** START **

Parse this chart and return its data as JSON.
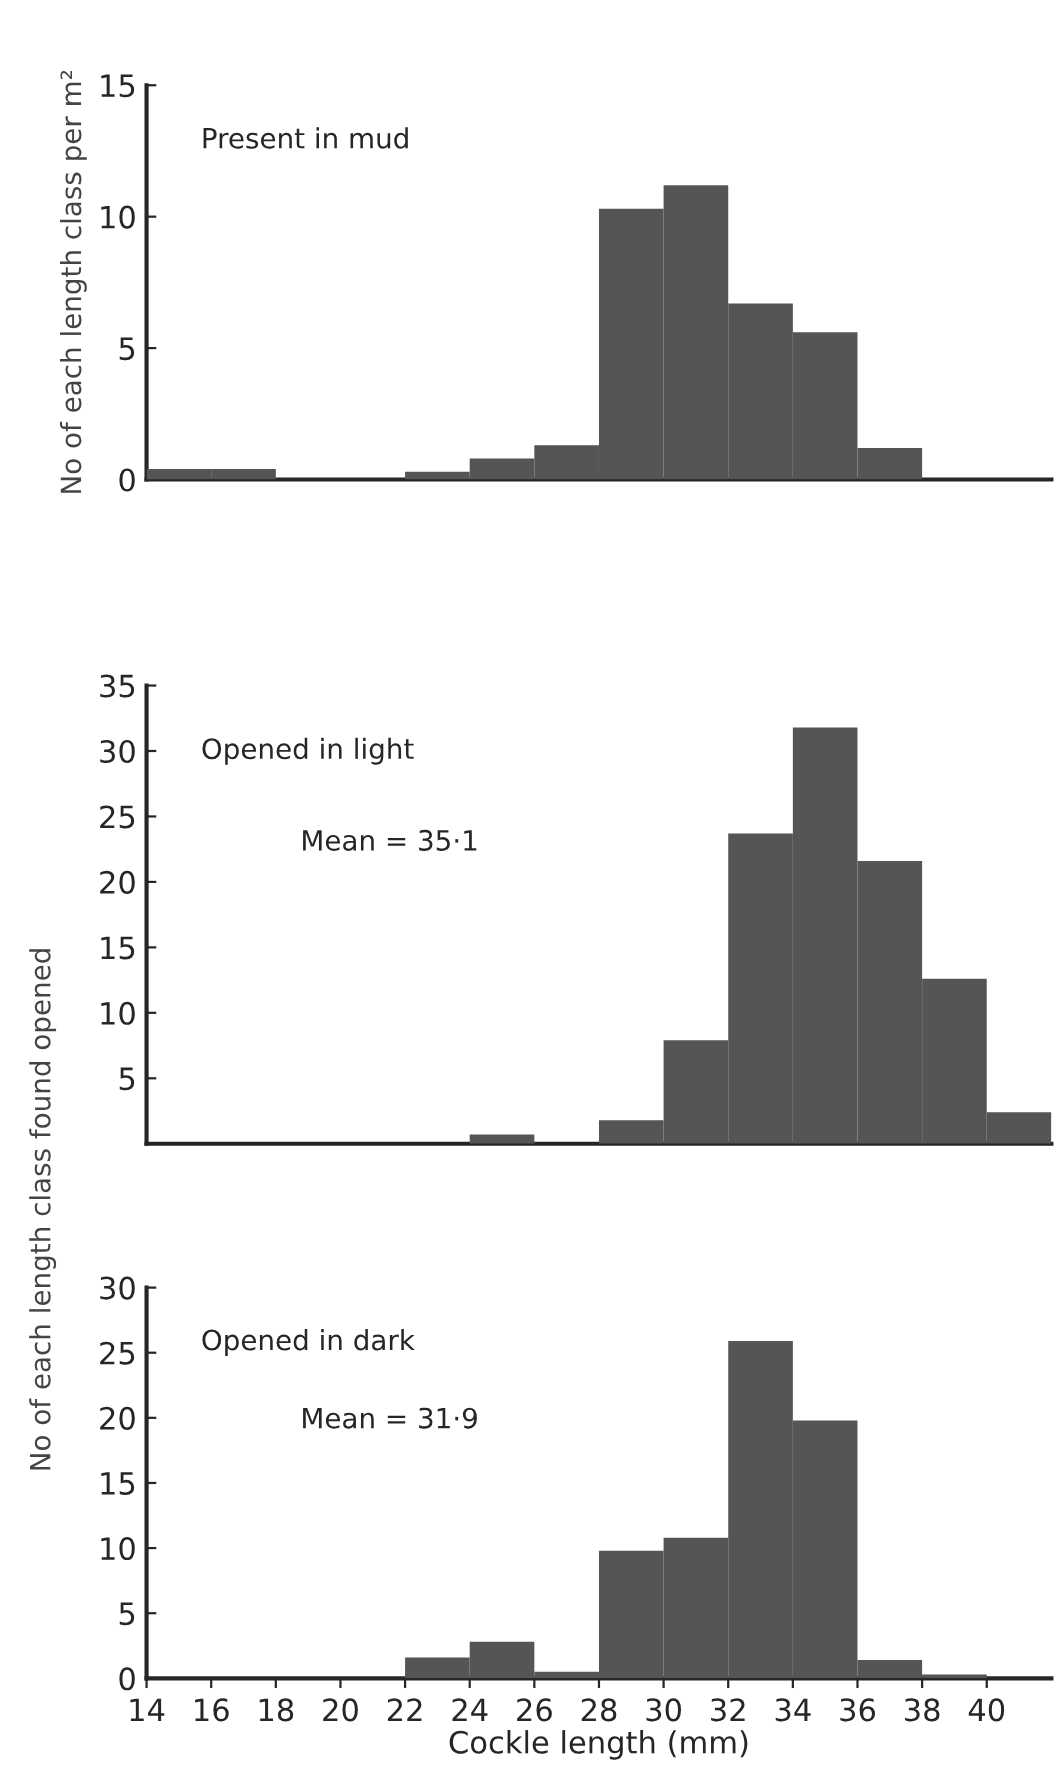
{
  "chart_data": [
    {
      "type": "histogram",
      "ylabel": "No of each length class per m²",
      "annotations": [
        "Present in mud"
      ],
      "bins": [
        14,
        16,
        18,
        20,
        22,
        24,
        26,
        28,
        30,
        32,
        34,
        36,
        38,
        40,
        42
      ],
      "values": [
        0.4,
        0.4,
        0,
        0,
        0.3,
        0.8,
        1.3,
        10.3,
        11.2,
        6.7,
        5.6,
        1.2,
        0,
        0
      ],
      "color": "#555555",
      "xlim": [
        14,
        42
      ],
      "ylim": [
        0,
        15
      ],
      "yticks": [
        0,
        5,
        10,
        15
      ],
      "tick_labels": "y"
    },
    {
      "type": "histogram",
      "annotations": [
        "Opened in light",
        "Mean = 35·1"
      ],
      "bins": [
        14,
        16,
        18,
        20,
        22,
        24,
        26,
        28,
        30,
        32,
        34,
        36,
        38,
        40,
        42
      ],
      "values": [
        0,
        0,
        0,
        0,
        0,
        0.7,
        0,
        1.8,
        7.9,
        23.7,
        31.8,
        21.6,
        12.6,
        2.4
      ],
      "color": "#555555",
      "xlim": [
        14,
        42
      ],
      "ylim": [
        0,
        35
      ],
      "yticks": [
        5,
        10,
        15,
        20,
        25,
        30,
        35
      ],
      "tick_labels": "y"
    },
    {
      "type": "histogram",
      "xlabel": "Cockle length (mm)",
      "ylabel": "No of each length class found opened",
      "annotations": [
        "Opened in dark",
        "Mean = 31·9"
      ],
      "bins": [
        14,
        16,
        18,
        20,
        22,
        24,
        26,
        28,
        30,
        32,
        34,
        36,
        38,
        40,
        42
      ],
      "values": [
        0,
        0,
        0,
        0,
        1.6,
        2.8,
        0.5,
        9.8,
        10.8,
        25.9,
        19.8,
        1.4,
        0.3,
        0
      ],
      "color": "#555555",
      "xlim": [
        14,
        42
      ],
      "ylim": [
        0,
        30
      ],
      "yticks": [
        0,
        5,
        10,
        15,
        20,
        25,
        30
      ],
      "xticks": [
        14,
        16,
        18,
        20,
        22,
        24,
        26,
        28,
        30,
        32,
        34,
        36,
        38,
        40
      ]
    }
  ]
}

** END **
** START **

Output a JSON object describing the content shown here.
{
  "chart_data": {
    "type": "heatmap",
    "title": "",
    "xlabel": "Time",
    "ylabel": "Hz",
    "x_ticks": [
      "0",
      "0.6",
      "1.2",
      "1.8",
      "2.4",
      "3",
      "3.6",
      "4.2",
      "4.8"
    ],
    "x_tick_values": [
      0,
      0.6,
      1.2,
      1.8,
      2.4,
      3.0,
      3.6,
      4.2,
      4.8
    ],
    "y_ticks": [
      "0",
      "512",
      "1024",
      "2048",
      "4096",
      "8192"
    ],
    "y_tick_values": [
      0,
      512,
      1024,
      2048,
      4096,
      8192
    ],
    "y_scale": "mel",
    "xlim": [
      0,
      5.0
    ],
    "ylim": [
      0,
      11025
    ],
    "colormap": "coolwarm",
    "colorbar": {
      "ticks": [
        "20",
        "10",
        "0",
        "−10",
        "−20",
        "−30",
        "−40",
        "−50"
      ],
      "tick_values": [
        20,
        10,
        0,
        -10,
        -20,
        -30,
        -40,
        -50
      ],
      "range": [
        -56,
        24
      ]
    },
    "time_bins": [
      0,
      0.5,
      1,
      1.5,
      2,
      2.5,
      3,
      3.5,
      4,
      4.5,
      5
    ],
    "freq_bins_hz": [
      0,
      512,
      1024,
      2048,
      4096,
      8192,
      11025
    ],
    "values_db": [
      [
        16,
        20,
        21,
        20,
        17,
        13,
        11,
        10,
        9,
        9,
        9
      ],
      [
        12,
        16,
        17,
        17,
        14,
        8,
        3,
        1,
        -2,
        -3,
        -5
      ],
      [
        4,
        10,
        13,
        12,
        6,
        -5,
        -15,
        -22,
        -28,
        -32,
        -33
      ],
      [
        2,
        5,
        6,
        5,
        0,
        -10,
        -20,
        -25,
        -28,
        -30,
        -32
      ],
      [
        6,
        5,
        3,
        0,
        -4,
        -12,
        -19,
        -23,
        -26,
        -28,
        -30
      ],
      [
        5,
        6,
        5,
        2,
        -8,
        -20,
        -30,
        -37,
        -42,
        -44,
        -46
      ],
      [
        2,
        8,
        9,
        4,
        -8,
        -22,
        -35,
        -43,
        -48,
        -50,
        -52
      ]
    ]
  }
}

** END **
** START **

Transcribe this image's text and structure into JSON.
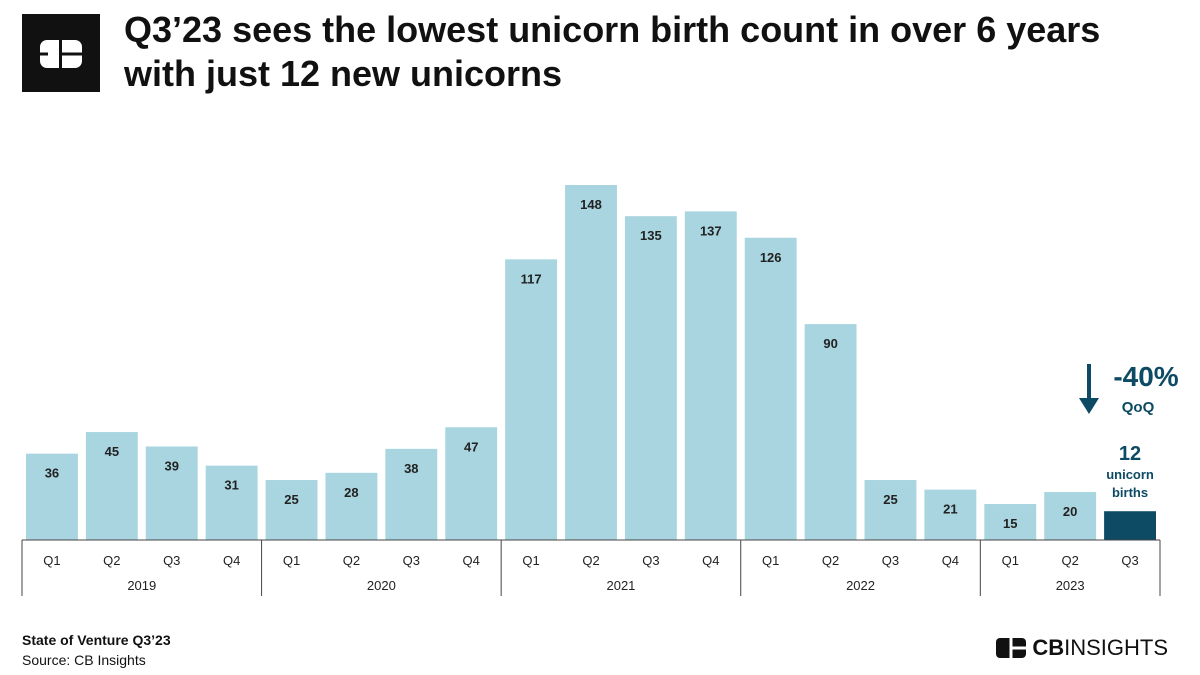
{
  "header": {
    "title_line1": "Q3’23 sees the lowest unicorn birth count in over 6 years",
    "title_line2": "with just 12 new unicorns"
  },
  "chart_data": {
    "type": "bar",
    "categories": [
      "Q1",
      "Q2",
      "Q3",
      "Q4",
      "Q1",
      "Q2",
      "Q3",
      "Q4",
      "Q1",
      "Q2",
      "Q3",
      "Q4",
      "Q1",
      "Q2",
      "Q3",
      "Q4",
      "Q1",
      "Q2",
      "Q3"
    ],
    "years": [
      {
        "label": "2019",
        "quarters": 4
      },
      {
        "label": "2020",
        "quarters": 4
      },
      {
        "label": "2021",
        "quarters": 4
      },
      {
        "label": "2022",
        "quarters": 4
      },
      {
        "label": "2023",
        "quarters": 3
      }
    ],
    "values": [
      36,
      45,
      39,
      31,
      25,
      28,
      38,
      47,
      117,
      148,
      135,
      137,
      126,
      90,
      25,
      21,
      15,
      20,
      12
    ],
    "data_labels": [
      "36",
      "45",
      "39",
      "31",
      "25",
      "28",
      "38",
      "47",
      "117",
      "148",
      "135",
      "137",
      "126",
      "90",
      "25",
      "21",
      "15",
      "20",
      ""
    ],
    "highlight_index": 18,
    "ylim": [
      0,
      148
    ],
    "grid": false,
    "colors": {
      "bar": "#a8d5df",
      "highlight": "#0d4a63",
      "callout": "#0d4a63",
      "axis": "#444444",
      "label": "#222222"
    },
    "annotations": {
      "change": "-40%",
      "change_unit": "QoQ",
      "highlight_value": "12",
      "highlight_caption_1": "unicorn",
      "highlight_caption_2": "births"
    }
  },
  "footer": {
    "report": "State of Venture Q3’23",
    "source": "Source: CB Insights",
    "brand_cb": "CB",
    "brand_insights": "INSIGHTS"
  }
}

** END **

What you should do:
Only the number is wanted: how many lines contain the string "JSON"?

Result of this task:
3